Problem
Extract each line of the records below that contains the word "James".

Data excerpts
-.-.-
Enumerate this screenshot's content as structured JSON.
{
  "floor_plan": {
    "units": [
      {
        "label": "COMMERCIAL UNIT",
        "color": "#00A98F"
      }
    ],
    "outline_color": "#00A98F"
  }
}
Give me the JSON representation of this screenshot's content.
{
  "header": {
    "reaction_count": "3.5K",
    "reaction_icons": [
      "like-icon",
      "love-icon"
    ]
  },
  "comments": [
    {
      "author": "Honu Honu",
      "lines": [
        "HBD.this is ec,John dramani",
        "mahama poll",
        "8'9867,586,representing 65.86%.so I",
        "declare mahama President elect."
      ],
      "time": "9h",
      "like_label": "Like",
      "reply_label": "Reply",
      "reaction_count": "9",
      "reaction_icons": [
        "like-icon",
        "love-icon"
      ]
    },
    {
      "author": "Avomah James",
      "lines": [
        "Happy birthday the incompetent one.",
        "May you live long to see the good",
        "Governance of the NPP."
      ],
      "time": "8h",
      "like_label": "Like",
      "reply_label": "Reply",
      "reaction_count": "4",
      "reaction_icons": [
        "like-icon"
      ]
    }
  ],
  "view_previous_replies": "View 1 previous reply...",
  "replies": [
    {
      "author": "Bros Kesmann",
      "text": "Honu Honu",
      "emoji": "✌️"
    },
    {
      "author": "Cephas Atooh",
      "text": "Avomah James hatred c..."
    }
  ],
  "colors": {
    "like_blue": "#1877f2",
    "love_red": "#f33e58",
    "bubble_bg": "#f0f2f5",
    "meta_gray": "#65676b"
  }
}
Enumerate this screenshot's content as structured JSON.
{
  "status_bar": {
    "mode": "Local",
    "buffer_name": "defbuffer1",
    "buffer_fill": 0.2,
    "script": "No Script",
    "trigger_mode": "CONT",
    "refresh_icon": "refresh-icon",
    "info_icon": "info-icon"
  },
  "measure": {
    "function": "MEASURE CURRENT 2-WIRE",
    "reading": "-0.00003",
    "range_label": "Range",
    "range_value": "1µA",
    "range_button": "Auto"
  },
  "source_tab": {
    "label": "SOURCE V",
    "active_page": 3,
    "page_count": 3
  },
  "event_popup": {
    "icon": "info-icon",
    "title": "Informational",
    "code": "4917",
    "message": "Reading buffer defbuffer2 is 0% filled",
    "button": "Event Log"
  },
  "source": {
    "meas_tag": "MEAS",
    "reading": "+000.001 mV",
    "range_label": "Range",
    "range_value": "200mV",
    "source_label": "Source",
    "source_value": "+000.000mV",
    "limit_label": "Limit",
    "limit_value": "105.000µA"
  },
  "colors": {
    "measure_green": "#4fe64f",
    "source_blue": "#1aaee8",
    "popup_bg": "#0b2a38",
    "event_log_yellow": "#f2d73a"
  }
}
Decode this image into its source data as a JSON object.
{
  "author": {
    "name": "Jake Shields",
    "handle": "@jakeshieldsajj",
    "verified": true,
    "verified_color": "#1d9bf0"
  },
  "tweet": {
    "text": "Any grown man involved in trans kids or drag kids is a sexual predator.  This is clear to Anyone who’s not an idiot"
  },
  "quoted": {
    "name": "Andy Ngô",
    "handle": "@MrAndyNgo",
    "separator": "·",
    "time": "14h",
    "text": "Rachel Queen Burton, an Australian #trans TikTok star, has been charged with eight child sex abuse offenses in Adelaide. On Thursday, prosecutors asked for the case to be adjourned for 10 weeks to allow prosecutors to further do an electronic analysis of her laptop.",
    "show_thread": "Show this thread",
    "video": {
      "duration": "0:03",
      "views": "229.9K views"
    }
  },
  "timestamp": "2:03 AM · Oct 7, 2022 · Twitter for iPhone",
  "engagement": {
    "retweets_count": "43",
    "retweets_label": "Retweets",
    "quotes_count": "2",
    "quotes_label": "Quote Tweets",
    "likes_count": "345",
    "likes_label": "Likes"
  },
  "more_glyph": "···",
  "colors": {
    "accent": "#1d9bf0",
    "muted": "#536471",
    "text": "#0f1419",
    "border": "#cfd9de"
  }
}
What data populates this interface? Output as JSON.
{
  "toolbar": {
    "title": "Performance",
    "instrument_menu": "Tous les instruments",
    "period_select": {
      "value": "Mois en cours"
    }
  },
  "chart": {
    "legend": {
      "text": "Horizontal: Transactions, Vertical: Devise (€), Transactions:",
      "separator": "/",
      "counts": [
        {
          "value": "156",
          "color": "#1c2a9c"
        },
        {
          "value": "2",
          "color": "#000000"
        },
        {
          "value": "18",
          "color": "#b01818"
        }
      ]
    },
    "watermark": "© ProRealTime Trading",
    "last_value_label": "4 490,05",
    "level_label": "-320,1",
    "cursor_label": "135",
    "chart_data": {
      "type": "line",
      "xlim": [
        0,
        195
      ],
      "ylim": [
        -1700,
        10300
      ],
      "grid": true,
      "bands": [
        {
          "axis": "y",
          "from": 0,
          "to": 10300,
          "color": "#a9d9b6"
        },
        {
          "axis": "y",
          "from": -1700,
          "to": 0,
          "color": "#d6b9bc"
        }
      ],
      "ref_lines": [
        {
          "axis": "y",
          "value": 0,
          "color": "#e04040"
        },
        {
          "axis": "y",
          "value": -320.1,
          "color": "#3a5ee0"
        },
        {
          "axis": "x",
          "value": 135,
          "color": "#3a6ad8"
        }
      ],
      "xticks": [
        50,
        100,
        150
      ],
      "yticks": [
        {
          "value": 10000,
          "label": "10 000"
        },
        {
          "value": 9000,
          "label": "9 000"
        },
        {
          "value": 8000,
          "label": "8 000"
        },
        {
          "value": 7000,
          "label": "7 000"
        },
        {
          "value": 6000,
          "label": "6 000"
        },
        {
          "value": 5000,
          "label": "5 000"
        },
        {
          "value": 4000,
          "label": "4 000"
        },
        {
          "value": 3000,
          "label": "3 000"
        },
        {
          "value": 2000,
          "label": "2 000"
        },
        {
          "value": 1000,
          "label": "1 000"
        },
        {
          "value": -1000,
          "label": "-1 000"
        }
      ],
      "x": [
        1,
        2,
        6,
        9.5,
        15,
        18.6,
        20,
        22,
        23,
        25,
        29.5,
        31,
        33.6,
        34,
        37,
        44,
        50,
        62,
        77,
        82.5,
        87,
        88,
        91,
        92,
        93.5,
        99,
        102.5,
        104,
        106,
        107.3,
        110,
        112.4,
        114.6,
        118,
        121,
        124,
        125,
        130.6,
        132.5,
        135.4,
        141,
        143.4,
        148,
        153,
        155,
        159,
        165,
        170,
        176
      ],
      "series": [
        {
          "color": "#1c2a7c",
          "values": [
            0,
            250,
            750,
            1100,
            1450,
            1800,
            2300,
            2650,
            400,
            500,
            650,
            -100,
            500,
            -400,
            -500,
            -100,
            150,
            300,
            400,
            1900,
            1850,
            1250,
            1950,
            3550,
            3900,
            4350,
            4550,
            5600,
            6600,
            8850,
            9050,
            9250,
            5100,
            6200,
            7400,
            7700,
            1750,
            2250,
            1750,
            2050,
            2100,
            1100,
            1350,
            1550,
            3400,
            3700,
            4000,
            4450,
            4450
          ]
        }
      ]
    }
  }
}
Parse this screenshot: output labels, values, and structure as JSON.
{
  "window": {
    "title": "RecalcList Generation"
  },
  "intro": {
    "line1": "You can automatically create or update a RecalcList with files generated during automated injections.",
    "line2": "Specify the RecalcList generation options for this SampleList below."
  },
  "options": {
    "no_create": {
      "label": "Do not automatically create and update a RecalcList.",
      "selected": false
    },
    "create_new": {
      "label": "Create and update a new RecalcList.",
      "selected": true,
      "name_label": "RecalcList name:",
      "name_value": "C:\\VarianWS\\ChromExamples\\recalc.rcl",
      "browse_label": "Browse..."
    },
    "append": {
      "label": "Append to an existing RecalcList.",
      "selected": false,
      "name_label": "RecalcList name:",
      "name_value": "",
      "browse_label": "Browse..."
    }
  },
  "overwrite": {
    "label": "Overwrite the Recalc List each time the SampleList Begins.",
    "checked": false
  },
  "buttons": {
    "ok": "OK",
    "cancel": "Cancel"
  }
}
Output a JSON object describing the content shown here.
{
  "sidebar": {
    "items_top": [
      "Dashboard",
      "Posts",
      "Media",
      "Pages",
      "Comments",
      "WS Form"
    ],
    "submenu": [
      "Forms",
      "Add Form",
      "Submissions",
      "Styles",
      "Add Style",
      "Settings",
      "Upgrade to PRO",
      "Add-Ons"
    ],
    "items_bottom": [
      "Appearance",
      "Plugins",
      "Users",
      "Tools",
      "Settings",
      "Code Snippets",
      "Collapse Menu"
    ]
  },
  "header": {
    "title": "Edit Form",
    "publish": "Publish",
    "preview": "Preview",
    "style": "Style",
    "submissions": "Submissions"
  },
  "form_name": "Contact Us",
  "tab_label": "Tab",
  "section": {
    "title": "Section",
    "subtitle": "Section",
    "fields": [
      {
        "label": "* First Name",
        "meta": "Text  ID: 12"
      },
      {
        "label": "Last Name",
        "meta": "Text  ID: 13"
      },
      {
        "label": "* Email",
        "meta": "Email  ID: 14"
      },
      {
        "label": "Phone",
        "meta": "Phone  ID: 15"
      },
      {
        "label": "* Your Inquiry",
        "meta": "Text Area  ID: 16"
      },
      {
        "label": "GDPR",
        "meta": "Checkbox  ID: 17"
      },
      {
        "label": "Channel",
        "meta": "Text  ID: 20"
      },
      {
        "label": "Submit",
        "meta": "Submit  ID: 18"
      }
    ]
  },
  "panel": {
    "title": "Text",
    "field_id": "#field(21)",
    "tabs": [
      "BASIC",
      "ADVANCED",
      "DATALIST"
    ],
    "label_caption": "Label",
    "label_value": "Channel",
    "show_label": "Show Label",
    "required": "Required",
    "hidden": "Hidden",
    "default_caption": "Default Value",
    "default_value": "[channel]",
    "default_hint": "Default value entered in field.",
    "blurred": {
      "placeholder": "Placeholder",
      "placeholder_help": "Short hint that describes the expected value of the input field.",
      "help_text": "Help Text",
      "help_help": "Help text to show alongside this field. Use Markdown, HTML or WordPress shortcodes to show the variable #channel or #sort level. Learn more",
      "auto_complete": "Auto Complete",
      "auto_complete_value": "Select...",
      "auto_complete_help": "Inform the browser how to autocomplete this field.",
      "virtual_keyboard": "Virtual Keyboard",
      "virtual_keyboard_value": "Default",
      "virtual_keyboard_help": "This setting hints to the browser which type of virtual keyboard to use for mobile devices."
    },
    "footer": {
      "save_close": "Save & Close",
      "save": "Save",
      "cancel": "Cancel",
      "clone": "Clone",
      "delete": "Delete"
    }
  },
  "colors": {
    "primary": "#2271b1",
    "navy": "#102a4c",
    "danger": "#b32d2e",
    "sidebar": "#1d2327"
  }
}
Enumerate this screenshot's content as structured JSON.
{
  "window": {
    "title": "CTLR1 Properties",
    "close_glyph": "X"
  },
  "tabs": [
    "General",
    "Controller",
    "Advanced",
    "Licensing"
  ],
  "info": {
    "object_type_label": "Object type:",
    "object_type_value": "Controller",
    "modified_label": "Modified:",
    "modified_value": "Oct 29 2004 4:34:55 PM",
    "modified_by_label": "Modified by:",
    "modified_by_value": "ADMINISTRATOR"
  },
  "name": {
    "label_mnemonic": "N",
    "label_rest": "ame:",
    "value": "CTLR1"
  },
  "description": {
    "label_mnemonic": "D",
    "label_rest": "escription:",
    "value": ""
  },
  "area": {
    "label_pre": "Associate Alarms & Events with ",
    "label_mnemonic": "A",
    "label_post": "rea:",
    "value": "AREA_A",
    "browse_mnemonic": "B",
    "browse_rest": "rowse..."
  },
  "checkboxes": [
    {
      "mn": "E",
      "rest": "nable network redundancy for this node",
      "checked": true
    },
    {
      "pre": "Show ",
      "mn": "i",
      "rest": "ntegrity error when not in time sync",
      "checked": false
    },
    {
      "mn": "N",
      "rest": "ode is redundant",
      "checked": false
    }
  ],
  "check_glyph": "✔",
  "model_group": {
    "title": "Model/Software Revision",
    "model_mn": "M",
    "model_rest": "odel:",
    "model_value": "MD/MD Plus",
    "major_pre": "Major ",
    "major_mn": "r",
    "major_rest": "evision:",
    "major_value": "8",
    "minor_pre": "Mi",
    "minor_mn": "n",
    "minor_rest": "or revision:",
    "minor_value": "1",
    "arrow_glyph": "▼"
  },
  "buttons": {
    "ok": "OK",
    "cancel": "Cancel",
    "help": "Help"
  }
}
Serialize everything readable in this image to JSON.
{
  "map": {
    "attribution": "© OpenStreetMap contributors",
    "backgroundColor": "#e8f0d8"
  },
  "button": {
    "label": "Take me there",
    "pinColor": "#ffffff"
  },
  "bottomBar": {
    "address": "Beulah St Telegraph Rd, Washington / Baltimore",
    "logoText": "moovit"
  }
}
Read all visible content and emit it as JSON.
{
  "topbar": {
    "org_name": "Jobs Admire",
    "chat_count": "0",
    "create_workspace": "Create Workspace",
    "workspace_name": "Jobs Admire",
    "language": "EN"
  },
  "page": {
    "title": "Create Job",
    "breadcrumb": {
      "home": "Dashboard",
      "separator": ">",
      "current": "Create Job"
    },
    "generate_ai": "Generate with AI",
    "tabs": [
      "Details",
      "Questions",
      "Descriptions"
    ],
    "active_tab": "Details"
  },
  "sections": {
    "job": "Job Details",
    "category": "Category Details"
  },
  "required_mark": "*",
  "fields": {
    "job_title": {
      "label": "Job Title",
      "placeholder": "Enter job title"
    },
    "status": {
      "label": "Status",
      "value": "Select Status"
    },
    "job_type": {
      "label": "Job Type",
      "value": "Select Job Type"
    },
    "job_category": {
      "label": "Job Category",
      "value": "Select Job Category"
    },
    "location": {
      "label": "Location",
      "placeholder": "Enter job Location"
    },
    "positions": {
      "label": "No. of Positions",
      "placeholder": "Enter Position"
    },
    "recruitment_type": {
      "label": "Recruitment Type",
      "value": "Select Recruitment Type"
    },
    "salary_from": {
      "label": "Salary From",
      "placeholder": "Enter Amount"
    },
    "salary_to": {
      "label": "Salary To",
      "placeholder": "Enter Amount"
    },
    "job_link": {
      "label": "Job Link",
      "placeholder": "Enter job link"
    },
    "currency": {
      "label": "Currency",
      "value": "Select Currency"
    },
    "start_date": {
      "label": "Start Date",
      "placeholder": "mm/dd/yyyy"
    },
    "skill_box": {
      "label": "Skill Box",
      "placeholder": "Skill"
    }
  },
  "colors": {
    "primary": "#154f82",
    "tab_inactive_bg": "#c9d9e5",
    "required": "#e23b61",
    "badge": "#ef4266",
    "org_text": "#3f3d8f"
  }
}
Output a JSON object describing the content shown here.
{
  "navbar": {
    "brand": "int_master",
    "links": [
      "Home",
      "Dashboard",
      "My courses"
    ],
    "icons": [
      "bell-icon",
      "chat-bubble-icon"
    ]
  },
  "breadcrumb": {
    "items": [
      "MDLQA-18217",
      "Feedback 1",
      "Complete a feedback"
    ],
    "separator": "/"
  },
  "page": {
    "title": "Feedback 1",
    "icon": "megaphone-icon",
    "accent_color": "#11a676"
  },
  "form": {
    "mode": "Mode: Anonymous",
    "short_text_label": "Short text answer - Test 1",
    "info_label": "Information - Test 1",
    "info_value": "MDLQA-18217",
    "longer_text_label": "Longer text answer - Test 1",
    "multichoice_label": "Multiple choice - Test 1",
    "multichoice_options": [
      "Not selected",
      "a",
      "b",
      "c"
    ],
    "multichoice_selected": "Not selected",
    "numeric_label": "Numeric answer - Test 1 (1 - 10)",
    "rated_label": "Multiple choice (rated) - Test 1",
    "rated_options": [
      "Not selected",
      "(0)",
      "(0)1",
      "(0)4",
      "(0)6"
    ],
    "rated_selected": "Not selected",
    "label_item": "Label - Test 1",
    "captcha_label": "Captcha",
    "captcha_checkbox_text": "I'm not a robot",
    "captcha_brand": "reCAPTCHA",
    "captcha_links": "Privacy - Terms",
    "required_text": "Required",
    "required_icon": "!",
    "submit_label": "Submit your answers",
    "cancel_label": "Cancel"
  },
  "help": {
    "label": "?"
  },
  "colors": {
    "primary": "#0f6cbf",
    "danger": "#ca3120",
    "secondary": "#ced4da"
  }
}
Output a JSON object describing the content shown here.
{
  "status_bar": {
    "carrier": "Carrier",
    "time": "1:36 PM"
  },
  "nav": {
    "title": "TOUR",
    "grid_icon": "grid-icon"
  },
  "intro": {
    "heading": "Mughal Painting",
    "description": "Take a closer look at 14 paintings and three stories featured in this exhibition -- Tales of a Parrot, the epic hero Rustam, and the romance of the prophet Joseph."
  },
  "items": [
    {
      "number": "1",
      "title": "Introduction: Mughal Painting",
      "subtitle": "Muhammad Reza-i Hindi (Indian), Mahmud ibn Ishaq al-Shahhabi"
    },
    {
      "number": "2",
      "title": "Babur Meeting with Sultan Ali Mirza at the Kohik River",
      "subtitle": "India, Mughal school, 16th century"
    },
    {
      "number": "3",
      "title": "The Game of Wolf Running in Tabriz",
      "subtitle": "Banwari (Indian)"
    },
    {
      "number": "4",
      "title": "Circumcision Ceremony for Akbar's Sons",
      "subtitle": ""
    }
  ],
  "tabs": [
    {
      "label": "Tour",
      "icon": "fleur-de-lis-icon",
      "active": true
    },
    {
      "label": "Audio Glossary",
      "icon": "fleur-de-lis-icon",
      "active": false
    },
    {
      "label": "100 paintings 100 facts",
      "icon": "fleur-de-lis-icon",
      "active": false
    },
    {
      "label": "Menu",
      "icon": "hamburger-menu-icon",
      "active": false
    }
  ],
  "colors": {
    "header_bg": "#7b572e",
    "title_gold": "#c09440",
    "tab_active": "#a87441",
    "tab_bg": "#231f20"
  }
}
-.-.-
Result of the task
      "author": "Avomah James",
      "text": "Avomah James hatred c..."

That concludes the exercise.